— begin MATERIAL PROVIDED —
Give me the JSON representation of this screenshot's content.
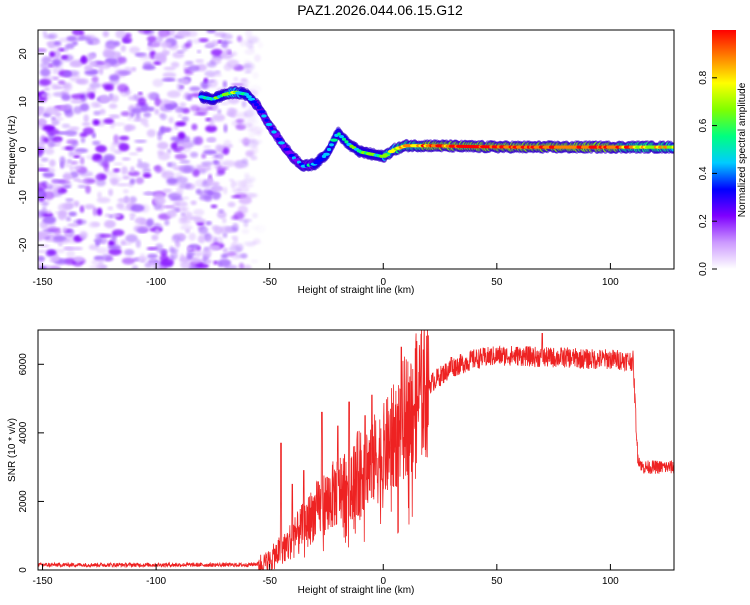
{
  "title": "PAZ1.2026.044.06.15.G12",
  "chart_data": [
    {
      "type": "heatmap",
      "title": "PAZ1.2026.044.06.15.G12",
      "xlabel": "Height of straight line (km)",
      "ylabel": "Frequency (Hz)",
      "xlim": [
        -152,
        128
      ],
      "ylim": [
        -25,
        25
      ],
      "xticks": [
        -150,
        -100,
        -50,
        0,
        50,
        100
      ],
      "yticks": [
        -20,
        -10,
        0,
        10,
        20
      ],
      "colorbar": {
        "label": "Normalized spectral amplitude",
        "range": [
          0,
          1
        ],
        "ticks": [
          "0.0",
          "0.2",
          "0.4",
          "0.6",
          "0.8"
        ],
        "colors": [
          "#ffffff",
          "#cc99ff",
          "#7f00ff",
          "#0000ff",
          "#00ccff",
          "#00ff80",
          "#80ff00",
          "#ffff00",
          "#ff8000",
          "#ff0000"
        ]
      },
      "ridge": {
        "x": [
          -80,
          -75,
          -70,
          -65,
          -60,
          -55,
          -50,
          -45,
          -40,
          -35,
          -30,
          -25,
          -20,
          -15,
          -10,
          -5,
          0,
          5,
          10,
          20,
          40,
          60,
          80,
          100,
          128
        ],
        "freq": [
          11,
          10.5,
          11.5,
          12,
          11.5,
          9,
          5,
          1.5,
          -1.5,
          -3.5,
          -3,
          -1,
          3.5,
          1,
          -0.5,
          -1,
          -1.5,
          0,
          0.8,
          0.8,
          0.6,
          0.5,
          0.5,
          0.5,
          0.5
        ],
        "amplitude": [
          0.45,
          0.5,
          0.55,
          0.6,
          0.5,
          0.35,
          0.3,
          0.3,
          0.35,
          0.35,
          0.4,
          0.4,
          0.45,
          0.5,
          0.5,
          0.55,
          0.55,
          0.7,
          0.8,
          0.9,
          0.95,
          0.95,
          0.95,
          0.9,
          0.7
        ]
      },
      "noise_region_km": [
        -152,
        -60
      ]
    },
    {
      "type": "line",
      "xlabel": "Height of straight line (km)",
      "ylabel": "SNR (10 * v/v)",
      "xlim": [
        -152,
        128
      ],
      "ylim": [
        0,
        7000
      ],
      "xticks": [
        -150,
        -100,
        -50,
        0,
        50,
        100
      ],
      "yticks": [
        0,
        2000,
        4000,
        6000
      ],
      "color": "#ee2222",
      "envelope": {
        "x": [
          -152,
          -60,
          -52,
          -48,
          -45,
          -40,
          -35,
          -30,
          -20,
          -10,
          0,
          5,
          10,
          15,
          20,
          30,
          40,
          50,
          60,
          70,
          80,
          90,
          100,
          110,
          112,
          114,
          128
        ],
        "y": [
          150,
          150,
          200,
          400,
          600,
          900,
          1300,
          1700,
          2300,
          2900,
          3400,
          3900,
          4500,
          5000,
          5400,
          5900,
          6150,
          6250,
          6250,
          6200,
          6200,
          6150,
          6150,
          6100,
          3300,
          3000,
          3000
        ]
      },
      "spikes": [
        [
          -45,
          3700
        ],
        [
          -40,
          2500
        ],
        [
          -35,
          2900
        ],
        [
          -27,
          4600
        ],
        [
          -20,
          4200
        ],
        [
          -15,
          4900
        ],
        [
          -8,
          4500
        ],
        [
          -5,
          5100
        ],
        [
          8,
          6500
        ],
        [
          30,
          6200
        ],
        [
          70,
          6900
        ]
      ]
    }
  ]
}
— end MATERIAL PROVIDED —
Return the full material word for word. Do not include the pictures.

EXERCISE SOLUTION:
Give me the JSON representation of this screenshot's content.
{
  "title": "PAZ1.2026.044.06.15.G12",
  "chart_data": [
    {
      "type": "heatmap",
      "title": "PAZ1.2026.044.06.15.G12",
      "xlabel": "Height of straight line (km)",
      "ylabel": "Frequency (Hz)",
      "xlim": [
        -152,
        128
      ],
      "ylim": [
        -25,
        25
      ],
      "xticks": [
        -150,
        -100,
        -50,
        0,
        50,
        100
      ],
      "yticks": [
        -20,
        -10,
        0,
        10,
        20
      ],
      "colorbar": {
        "label": "Normalized spectral amplitude",
        "range": [
          0,
          1
        ],
        "ticks": [
          "0.0",
          "0.2",
          "0.4",
          "0.6",
          "0.8"
        ],
        "colors": [
          "#ffffff",
          "#cc99ff",
          "#7f00ff",
          "#0000ff",
          "#00ccff",
          "#00ff80",
          "#80ff00",
          "#ffff00",
          "#ff8000",
          "#ff0000"
        ]
      },
      "ridge": {
        "x": [
          -80,
          -75,
          -70,
          -65,
          -60,
          -55,
          -50,
          -45,
          -40,
          -35,
          -30,
          -25,
          -20,
          -15,
          -10,
          -5,
          0,
          5,
          10,
          20,
          40,
          60,
          80,
          100,
          128
        ],
        "freq": [
          11,
          10.5,
          11.5,
          12,
          11.5,
          9,
          5,
          1.5,
          -1.5,
          -3.5,
          -3,
          -1,
          3.5,
          1,
          -0.5,
          -1,
          -1.5,
          0,
          0.8,
          0.8,
          0.6,
          0.5,
          0.5,
          0.5,
          0.5
        ],
        "amplitude": [
          0.45,
          0.5,
          0.55,
          0.6,
          0.5,
          0.35,
          0.3,
          0.3,
          0.35,
          0.35,
          0.4,
          0.4,
          0.45,
          0.5,
          0.5,
          0.55,
          0.55,
          0.7,
          0.8,
          0.9,
          0.95,
          0.95,
          0.95,
          0.9,
          0.7
        ]
      },
      "noise_region_km": [
        -152,
        -60
      ]
    },
    {
      "type": "line",
      "xlabel": "Height of straight line (km)",
      "ylabel": "SNR (10 * v/v)",
      "xlim": [
        -152,
        128
      ],
      "ylim": [
        0,
        7000
      ],
      "xticks": [
        -150,
        -100,
        -50,
        0,
        50,
        100
      ],
      "yticks": [
        0,
        2000,
        4000,
        6000
      ],
      "color": "#ee2222",
      "envelope": {
        "x": [
          -152,
          -60,
          -52,
          -48,
          -45,
          -40,
          -35,
          -30,
          -20,
          -10,
          0,
          5,
          10,
          15,
          20,
          30,
          40,
          50,
          60,
          70,
          80,
          90,
          100,
          110,
          112,
          114,
          128
        ],
        "y": [
          150,
          150,
          200,
          400,
          600,
          900,
          1300,
          1700,
          2300,
          2900,
          3400,
          3900,
          4500,
          5000,
          5400,
          5900,
          6150,
          6250,
          6250,
          6200,
          6200,
          6150,
          6150,
          6100,
          3300,
          3000,
          3000
        ]
      },
      "spikes": [
        [
          -45,
          3700
        ],
        [
          -40,
          2500
        ],
        [
          -35,
          2900
        ],
        [
          -27,
          4600
        ],
        [
          -20,
          4200
        ],
        [
          -15,
          4900
        ],
        [
          -8,
          4500
        ],
        [
          -5,
          5100
        ],
        [
          8,
          6500
        ],
        [
          30,
          6200
        ],
        [
          70,
          6900
        ]
      ]
    }
  ]
}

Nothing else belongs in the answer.